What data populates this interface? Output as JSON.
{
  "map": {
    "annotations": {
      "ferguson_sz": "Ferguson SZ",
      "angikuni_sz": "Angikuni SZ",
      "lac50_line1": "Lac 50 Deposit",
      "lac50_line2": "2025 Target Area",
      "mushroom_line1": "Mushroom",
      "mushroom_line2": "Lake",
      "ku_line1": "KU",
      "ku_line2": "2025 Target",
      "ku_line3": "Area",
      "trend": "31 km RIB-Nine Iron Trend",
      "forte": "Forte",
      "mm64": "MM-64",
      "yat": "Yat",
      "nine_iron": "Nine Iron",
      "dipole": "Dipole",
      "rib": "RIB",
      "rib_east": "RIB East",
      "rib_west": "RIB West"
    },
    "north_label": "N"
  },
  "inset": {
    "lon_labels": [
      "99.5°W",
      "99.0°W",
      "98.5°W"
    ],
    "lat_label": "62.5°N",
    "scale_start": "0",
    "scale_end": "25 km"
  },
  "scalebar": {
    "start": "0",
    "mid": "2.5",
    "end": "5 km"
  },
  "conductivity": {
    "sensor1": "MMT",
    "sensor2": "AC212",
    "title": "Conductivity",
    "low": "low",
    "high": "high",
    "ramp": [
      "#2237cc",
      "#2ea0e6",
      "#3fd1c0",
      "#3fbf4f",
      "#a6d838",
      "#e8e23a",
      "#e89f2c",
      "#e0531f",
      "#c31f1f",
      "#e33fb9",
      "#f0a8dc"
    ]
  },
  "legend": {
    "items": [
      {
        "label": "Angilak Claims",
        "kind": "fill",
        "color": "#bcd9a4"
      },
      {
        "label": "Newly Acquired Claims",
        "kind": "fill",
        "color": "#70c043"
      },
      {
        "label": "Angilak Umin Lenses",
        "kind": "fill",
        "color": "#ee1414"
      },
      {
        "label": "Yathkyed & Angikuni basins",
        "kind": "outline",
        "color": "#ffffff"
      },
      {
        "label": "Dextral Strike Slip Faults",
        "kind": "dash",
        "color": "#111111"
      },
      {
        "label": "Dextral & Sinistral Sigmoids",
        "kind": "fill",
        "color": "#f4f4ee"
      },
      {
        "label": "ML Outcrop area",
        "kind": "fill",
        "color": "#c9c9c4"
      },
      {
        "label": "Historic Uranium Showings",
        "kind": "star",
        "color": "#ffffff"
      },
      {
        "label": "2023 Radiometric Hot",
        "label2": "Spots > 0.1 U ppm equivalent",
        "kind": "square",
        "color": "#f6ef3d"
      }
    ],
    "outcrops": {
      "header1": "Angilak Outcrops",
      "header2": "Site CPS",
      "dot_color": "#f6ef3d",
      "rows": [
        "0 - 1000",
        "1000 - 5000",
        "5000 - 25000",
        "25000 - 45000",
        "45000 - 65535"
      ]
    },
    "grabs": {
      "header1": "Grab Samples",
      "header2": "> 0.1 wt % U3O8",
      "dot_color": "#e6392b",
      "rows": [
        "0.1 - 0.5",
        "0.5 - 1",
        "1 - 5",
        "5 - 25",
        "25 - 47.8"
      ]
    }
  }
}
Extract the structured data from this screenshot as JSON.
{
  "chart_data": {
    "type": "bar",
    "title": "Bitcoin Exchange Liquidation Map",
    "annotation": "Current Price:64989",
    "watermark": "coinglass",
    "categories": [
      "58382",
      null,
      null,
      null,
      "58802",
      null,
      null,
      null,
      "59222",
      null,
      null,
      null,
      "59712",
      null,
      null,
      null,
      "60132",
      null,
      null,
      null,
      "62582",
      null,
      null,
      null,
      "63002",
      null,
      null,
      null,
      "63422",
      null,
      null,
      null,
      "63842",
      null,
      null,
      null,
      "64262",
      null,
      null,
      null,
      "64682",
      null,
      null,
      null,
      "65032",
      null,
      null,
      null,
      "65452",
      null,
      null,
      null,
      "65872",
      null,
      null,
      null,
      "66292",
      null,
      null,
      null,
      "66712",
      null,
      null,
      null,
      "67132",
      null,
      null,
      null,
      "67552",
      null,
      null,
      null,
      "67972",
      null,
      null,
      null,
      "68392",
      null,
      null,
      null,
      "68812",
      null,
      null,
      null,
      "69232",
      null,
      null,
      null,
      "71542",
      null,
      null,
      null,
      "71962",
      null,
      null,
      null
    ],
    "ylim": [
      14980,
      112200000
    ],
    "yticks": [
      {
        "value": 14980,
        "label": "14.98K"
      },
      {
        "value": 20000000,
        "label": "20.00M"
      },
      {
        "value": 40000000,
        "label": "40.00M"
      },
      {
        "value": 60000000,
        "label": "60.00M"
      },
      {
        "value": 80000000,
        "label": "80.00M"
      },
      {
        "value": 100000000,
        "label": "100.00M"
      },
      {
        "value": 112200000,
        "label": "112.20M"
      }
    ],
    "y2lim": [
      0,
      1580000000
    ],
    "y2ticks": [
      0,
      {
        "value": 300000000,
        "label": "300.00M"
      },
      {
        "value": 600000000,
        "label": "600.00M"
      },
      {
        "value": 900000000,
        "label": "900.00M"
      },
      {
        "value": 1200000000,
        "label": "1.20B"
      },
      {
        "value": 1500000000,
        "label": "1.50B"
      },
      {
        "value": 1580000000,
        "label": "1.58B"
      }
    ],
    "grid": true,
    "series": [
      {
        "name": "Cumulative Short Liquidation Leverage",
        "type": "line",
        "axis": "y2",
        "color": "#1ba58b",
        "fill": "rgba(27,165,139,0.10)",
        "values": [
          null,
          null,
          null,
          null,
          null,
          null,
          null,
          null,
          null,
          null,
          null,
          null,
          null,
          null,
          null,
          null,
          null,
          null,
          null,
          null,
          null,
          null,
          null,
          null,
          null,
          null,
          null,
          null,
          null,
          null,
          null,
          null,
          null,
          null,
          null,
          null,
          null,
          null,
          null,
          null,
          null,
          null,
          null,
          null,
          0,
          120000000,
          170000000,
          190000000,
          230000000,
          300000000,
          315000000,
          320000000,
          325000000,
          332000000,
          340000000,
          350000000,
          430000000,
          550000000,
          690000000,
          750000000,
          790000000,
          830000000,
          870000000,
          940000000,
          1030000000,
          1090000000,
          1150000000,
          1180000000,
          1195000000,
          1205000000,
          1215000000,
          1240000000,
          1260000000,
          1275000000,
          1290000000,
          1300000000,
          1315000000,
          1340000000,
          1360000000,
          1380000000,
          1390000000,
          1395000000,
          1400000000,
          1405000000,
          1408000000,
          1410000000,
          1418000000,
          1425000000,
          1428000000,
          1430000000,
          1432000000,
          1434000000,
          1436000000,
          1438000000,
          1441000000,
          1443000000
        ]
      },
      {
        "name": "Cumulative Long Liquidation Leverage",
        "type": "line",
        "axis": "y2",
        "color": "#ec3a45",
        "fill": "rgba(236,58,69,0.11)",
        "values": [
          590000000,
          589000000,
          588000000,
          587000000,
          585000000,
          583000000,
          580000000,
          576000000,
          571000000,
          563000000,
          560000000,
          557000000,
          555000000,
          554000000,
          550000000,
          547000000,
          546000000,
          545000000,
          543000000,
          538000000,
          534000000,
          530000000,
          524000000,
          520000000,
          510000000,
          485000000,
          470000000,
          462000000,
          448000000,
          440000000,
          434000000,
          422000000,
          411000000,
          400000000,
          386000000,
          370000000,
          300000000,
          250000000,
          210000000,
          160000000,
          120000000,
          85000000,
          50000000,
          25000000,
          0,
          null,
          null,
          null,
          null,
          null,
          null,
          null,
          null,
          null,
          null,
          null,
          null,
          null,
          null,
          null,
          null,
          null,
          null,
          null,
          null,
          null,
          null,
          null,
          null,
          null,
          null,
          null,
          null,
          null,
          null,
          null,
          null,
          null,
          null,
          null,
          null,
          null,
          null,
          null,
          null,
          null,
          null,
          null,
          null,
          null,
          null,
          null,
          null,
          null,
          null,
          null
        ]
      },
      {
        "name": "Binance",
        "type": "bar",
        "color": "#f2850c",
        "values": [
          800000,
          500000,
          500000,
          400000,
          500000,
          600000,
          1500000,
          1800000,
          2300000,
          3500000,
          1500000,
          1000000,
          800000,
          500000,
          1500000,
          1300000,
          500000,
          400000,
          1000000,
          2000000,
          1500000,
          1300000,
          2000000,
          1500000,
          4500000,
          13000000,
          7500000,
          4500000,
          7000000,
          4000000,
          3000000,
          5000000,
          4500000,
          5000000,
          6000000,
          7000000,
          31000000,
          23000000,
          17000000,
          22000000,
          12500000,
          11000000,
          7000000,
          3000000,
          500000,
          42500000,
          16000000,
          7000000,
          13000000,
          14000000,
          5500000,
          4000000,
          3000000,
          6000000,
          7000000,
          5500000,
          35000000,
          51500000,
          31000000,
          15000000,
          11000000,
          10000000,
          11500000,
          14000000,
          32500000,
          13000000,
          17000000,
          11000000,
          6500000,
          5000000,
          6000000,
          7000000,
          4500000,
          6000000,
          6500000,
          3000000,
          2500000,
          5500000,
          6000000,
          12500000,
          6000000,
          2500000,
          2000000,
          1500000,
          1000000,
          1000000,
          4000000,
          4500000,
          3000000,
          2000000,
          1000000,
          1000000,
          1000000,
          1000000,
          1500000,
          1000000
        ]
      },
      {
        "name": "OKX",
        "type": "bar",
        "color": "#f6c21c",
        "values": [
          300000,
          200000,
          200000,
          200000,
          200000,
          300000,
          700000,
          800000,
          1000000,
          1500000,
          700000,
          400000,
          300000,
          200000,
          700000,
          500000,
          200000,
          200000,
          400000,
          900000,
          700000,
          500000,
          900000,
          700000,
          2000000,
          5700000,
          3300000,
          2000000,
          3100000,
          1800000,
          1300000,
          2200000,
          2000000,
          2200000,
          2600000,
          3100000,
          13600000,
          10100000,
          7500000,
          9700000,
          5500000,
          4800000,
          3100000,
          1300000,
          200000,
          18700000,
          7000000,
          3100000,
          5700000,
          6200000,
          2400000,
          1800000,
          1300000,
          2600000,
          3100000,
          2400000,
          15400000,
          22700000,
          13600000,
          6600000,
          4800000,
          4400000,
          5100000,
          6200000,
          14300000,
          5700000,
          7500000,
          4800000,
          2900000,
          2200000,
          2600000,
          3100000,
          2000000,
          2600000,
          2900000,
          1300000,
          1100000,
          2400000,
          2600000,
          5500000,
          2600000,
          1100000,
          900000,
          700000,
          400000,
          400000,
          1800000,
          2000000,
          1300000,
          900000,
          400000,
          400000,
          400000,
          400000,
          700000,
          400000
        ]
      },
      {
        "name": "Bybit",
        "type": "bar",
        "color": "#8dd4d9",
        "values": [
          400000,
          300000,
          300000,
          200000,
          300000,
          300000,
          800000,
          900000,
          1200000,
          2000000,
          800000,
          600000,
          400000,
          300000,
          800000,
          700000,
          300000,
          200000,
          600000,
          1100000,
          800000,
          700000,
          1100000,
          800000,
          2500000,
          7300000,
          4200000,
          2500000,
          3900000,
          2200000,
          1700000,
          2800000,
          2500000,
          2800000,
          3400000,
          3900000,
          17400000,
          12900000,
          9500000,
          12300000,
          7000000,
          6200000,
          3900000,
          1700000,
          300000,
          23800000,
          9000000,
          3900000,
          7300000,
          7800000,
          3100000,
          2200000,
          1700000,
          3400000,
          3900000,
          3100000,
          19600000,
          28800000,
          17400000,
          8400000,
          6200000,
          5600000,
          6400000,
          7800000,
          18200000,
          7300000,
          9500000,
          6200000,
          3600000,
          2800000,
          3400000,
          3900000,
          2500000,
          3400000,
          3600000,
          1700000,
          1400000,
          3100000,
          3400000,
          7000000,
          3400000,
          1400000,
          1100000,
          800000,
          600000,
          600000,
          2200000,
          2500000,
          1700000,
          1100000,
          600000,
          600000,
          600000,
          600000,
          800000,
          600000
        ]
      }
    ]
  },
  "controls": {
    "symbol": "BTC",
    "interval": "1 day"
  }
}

§

§ WHAT IS EXPECTED: Copy every line of the listing containing the string "Target".

§ ANSWER TO THIS EXERCISE:
      "lac50_line2": "2025 Target Area",
      "ku_line2": "2025 Target",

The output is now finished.